## STATED EXERCISE
Provide the count of lines that hold "thoracic" and no other output.

[start]

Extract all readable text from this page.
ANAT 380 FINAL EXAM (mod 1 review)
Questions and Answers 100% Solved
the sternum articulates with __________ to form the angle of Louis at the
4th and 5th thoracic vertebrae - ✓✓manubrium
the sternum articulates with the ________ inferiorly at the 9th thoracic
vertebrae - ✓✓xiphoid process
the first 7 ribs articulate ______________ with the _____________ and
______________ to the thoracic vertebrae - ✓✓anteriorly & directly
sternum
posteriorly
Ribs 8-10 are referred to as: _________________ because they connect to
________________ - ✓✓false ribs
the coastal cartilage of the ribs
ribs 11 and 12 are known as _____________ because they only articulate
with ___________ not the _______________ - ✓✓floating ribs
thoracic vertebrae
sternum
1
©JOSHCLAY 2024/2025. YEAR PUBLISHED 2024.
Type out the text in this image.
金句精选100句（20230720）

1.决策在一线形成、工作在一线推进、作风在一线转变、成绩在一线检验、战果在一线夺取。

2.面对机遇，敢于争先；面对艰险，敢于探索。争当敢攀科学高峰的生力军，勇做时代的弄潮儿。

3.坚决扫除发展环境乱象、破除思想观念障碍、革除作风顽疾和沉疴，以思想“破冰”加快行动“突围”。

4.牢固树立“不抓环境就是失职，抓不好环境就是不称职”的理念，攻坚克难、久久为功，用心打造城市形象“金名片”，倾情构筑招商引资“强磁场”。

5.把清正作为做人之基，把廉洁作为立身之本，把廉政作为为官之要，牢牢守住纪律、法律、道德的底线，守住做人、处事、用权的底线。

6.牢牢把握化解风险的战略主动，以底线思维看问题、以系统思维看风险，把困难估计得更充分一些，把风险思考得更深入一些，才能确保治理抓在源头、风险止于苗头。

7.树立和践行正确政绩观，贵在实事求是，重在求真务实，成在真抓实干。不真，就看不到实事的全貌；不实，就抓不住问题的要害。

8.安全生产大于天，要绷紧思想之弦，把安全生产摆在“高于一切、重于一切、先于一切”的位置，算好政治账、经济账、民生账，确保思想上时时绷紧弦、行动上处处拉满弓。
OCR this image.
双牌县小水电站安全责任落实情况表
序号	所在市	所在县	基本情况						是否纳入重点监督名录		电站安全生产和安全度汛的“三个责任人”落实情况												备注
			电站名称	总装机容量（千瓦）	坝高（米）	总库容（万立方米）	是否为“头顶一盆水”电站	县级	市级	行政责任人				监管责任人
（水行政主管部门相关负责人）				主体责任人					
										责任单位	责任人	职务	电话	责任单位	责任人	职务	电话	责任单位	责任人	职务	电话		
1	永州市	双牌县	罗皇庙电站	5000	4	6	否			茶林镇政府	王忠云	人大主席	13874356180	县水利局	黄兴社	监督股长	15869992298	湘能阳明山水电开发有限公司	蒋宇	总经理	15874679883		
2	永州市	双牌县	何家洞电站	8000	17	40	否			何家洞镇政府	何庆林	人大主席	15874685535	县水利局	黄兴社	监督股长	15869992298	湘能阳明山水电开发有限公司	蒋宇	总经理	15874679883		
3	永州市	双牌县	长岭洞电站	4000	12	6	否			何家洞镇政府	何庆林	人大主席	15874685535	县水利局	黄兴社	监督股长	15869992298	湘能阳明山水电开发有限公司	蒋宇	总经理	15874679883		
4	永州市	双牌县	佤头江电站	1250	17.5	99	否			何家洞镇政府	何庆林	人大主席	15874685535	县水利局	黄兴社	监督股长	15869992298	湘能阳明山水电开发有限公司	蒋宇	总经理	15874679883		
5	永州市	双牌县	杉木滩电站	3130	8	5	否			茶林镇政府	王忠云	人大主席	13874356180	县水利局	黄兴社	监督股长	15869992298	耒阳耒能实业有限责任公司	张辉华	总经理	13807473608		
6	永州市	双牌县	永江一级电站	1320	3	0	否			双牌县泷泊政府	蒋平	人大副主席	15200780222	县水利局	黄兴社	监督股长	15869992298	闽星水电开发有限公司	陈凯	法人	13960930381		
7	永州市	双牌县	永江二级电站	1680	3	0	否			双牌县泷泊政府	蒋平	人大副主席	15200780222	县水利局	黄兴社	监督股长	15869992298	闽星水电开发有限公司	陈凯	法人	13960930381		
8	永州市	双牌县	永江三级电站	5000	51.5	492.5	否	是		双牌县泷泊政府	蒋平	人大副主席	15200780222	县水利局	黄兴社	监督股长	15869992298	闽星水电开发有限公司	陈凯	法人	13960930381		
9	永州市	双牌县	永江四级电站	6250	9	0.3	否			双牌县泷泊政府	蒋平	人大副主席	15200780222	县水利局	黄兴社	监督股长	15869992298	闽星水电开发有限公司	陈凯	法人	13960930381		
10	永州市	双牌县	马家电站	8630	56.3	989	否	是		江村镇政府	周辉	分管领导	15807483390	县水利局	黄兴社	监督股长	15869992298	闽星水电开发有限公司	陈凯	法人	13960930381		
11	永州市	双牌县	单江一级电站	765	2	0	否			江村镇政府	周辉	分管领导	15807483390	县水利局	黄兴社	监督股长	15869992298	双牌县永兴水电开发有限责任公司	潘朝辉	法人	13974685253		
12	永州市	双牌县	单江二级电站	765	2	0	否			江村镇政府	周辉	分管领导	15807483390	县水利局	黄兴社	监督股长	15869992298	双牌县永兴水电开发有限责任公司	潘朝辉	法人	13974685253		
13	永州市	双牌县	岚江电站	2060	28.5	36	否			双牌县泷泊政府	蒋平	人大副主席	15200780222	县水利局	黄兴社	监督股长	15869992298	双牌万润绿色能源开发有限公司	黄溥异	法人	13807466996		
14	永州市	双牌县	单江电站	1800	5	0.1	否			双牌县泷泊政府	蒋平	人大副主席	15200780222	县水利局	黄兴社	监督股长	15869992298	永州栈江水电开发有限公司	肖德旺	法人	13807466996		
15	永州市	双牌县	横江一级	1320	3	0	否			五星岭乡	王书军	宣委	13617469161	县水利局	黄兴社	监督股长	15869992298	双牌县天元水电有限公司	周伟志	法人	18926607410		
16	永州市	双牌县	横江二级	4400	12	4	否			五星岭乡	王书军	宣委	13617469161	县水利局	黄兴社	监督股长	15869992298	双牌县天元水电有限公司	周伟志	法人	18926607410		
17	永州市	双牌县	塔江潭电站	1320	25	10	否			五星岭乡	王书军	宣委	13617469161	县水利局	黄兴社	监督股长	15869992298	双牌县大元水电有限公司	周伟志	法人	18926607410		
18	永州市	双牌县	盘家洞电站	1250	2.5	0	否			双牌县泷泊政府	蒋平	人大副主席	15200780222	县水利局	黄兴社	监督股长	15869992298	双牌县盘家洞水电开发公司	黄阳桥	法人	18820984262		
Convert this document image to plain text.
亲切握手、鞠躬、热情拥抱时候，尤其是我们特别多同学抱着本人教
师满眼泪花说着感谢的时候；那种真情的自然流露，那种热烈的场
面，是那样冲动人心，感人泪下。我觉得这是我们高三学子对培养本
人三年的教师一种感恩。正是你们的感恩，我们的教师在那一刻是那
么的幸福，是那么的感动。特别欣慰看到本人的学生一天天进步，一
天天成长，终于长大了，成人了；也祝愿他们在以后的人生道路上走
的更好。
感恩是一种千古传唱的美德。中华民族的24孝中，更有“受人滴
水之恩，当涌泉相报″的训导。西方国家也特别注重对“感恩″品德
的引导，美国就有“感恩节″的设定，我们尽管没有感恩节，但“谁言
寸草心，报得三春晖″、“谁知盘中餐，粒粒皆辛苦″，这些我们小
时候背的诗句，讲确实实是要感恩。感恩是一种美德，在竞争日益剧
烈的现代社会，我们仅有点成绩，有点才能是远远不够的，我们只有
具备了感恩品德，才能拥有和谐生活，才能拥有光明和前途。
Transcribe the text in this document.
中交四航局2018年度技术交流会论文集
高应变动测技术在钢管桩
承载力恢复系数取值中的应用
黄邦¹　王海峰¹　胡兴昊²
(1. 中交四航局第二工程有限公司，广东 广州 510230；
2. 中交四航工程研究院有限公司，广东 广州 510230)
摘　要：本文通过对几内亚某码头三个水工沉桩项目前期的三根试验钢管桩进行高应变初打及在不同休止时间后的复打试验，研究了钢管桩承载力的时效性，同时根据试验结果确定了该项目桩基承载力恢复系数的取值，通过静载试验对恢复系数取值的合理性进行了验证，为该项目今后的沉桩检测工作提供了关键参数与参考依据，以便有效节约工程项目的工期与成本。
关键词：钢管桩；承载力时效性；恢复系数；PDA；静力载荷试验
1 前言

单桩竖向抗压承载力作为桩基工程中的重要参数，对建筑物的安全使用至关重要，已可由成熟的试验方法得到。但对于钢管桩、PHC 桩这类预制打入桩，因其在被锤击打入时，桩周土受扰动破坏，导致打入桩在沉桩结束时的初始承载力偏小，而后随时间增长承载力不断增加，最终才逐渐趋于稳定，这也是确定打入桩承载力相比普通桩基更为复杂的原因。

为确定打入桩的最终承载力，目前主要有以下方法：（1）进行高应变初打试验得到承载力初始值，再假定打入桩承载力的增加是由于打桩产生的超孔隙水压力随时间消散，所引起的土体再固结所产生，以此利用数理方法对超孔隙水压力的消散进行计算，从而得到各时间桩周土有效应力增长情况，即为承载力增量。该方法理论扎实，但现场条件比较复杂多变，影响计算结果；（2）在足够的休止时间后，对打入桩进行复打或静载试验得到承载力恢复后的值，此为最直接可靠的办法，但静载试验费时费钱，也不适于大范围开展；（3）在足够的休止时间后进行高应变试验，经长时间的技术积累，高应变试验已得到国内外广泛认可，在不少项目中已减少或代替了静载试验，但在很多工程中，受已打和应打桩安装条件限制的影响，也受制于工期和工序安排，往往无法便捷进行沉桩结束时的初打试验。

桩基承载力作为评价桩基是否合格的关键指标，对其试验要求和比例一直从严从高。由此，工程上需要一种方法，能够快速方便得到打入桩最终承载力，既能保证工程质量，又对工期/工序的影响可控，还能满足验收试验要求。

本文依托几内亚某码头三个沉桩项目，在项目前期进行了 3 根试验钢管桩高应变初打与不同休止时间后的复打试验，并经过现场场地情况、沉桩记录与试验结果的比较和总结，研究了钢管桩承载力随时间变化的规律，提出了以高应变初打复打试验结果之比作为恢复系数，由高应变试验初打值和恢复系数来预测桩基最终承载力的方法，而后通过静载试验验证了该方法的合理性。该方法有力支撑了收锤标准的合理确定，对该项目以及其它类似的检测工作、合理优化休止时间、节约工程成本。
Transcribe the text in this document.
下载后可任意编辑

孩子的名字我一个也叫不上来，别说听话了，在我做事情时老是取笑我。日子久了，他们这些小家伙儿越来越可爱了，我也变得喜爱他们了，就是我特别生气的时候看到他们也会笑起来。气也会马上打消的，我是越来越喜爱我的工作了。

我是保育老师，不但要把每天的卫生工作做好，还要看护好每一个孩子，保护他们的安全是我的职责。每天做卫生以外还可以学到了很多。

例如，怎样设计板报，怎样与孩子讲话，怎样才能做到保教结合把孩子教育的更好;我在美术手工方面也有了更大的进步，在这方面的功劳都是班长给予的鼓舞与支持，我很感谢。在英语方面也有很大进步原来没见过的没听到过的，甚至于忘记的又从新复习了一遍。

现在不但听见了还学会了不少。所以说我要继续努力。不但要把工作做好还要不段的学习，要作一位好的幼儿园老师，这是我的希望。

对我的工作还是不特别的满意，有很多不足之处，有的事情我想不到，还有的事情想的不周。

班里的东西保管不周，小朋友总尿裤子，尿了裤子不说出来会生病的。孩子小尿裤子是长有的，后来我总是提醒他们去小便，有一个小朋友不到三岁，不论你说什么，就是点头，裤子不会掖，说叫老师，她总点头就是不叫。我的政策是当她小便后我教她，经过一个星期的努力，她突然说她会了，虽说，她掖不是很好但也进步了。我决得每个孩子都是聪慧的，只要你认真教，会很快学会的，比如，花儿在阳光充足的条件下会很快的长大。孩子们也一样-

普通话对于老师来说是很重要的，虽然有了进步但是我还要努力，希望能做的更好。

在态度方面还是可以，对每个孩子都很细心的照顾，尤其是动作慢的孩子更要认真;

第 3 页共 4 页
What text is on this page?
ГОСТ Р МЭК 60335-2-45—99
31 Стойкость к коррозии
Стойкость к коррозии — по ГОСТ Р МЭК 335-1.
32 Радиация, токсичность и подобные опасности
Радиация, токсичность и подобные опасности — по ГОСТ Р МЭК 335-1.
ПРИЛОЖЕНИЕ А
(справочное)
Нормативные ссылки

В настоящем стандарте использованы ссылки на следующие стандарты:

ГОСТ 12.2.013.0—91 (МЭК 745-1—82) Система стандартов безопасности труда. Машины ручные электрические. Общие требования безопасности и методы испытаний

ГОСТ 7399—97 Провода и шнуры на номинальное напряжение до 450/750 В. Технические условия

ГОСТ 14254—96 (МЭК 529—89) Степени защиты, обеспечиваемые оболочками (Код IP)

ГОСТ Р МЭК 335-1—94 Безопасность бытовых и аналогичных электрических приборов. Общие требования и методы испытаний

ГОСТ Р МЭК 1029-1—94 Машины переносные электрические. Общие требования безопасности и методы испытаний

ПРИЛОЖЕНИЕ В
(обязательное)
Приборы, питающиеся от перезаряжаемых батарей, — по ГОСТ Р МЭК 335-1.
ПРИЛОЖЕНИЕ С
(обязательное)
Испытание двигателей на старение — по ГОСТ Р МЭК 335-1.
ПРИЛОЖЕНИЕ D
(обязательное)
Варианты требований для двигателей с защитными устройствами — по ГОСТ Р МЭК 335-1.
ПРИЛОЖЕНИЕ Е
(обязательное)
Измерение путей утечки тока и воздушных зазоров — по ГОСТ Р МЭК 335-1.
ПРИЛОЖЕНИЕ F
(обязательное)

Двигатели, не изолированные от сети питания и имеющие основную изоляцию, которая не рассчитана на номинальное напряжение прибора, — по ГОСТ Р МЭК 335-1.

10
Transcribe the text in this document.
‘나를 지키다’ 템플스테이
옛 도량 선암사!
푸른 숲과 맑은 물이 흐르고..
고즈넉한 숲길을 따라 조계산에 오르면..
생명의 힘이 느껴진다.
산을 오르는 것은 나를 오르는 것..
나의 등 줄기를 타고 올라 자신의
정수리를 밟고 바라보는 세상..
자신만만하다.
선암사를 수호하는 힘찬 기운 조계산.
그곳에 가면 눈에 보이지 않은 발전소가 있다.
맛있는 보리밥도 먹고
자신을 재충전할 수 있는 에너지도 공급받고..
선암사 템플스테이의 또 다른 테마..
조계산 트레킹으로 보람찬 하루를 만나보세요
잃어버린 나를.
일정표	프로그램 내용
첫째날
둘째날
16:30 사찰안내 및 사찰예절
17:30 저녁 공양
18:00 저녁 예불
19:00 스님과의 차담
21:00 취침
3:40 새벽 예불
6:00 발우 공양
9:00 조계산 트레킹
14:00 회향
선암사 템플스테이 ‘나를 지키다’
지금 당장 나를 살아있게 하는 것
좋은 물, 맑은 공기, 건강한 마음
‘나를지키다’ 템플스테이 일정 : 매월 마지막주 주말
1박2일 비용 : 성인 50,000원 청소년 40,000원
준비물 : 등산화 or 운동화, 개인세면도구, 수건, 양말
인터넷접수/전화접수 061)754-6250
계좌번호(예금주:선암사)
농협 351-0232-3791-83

[end]

## RESPONSE
4